- Фрагмент текста -
_ _ _ _ _ _ _
Не претендуя на оригинальность, скажу, что положить конец капитализму может только класс наемных работников ортокапиталистических стран. Именно этот трудящийся класс может работать без хозяина, что доказывается большим удельным весом предприятий, принадлежащих рабочим, в экономике Запада (даже в США – 2 500 фирм, где занято 10 млн. чел. – 9 % работающих; Франция – 23 %; Нидерланды – 17 % работающих) [776].
Речь не идет о революции-замещении буржуазного уклада данным (коллективистическим) укладом, хотя и такая точка зрения имеет место. Ее отстаивали, например, П. М. Абовин-Егидес (1917-1997) и Б. Ф.Славин, утверждавшие, что предприятия, принадлежащие рабочим – «оазисы» социализма в капиталистической экономике: «Очевидно, что социалистические оазисы зарождаются в недрах самого капитализма. Отсюда видно, насколько заблуждались наши примитивные марксистские учебники, утверждая, что лишь досоциалистические формации возникали в недрах предыдущих. Рост сети социалистических самоуправленческих оазисов в недрах капитализма опровергает, кстати, и узкие представления об опыте Роберта Оуэна в Нью-Ленарке как несбыточной утопии» [777].
Однако авторы доказали лишь то, что дело Роберта Оуэна имеет последователей, а не то, что оно не утопично. В остальном же их оптимизм чрезмерен: нет примеров борьбы рабочих-собственников за политическую власть, за полнее вытеснение капиталистического уклада коллективистическим. На мой взгляд, это доказывает, что мы имеем дело не с оазисом социализма, а с особым укладом. Социалистическая революция возможна лишь как революция-возникновение; речь идет лишь о том, «интегрирован» ли класс наемных работников в капитализм безнадежно или нет, противостоит он буржуазии или нет, способен он на действия против нее или нет.
Но для таких действий ему надо вновь обрести революционность. Обе упомянутые выше крайности сходятся в бездоказательном отрицании такой возможности. Думаю, что ничего невозможного в этом нет. Путей здесь два: либо разрыв зависимости восставшей периферией лишает буржуазию возможности делиться сверхприбылями, либо буржуазия в стремлении их увеличить начинает прямое наступление на права трудящихся своих стран.
_ _ _ _ _ _ _
- Предоставленные данные -
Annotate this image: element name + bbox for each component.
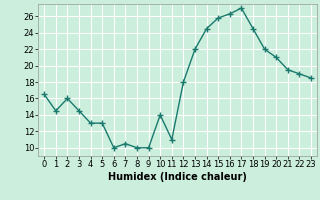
_ _ _ _ _ _ _
- Поставленная задача -
Продолжите рассуждение о наемных работниках и капитализме, начав сразу после его последнего предложения. Материал никак не связан с рассуждением о наемных работниках и капитализме.

- Результат выполнения -
Первый вариант пока что выглядит нереальным. Социальная сила для немедленной всемирной антикапиталистической революции на периферии отсутствует. Верхи зависимых стран всегда предпочтут компромисс с Западом; низы никогда не смогут скоординировать свои выступления; выпадение отдельных стран из мира-системы не приведет к его слому.
Второй, судя по проводимой западной буржуазией политике, возможен. Буржуазия перестала бояться своего могильщика, но дремлющий антагонизм жив. Стремление традиционных правых партий стран Европы в 1990-е годы урезать социальные программы натолкнулось на организованное сопротивление, приведшее к власти традиционных левых – социал-демократов, социалистов и лейбористов.
Однако это лишь отсрочка, не вечная, как любой компромисс. Вместо того, чтобы исключить труд на эксплуататоров, изменив отношения собственности, социал-демократы уменьшают его объем, перекладывая неквалифицированный труд на плечи гастарбайтеров, приток которых стимулирует расизм. Прогресс подменен непрочным популизмом. Вместо освобождения труда ими предложено освобождение от труда, за что их остроумно критикуют ультраправые, например, Ж.-М. Ле Пен. Сделав своей стратегической целью сохранение капитализма, верхи социал-демократии давно и неуклонно дрейфуют вправо. При новом обострении борьбы это сделает их ненужными обеим сторонам. Время это не за горами. В статье с характерным названием «Европа страдает от забастовок» обозреватель «Тайме» с удивлением пишет о «возродившейся воинственности» наемных работников Западной Европы [778], вне зависимости от того, правые или «левые» правительства находятся у власти. Аргументация в пользу подобного развития событий прекрасно изложена в книге Б. Ю. Кагарлицкого «Восстание среднего класса» (2003).
Но возмущение трудящихся сначала обязательно будет направлено в сторону конкурентов – рабочих-иммигрантов, гастарбайтеров – что приведет к росту расизма и, возможно, победе новых крайне правых партий под лозунгом закрытия границ. Реализация программы глобального противостояния «третьему миру» неизбежно потребует регрессивного сдвига в сторону политаризма.
Уже налицо усиление реакции, пока еще в рамках капитализма: успехи ультраправых в Европе; крайне резкий сдвиг вправо в США (в частности, присвоенное государством после терактов 11 сентября 2001 года право на внесудебное уничтожение своих граждан, подозреваемых в «терроризме») при сохранении традиционной политической системы.
Вопрос в том, насколько новый порядок станет прочным – перерастет ли он во всемирный нацизм (политарно-капиталистический строй) и последнюю мировую войну между центром и периферией (представленной, судя по иракскому опыту, не государствами, а террористической сетью) или окажется временной реакцией.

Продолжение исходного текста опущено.